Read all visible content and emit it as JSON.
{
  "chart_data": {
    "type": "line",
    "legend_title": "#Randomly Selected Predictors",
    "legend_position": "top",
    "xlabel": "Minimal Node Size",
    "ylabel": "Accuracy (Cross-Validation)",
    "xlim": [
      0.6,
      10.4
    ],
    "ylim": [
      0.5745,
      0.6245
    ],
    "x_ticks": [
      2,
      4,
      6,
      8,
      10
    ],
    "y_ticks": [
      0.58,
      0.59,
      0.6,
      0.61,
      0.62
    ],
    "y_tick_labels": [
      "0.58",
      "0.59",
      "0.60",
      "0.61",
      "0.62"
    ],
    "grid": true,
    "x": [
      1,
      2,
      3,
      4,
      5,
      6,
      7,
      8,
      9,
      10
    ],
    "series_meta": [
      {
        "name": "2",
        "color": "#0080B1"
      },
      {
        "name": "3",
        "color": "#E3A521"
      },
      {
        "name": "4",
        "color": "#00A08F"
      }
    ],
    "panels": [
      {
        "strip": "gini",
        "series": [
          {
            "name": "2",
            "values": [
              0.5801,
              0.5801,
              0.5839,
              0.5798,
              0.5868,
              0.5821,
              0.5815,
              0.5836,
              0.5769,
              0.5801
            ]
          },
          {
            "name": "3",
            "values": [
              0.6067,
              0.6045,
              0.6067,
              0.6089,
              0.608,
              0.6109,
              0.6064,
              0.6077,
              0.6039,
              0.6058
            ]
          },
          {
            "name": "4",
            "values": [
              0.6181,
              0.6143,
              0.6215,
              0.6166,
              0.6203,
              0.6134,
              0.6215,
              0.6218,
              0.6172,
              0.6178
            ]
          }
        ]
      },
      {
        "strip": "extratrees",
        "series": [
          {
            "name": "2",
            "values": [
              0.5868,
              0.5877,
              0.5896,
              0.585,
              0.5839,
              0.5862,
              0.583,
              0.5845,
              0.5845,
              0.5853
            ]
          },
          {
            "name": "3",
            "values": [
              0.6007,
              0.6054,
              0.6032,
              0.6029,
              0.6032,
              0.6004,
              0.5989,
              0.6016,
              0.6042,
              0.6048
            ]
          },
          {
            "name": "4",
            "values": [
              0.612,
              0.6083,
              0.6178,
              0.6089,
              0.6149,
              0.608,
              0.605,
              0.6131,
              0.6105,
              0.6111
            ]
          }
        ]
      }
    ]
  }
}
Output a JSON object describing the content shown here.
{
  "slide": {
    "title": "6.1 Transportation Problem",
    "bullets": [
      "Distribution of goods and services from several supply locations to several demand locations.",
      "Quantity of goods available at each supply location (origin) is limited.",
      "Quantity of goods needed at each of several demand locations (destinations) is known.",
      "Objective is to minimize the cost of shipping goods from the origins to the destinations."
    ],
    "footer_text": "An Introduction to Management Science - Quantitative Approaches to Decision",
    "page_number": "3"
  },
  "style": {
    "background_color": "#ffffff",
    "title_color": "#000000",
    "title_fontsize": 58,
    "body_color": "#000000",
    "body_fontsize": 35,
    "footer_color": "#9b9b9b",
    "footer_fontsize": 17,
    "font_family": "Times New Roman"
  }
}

* Task to carry out
Check each line of these records for the string "locations" and state only how many lines have it.

* Exercise solution
2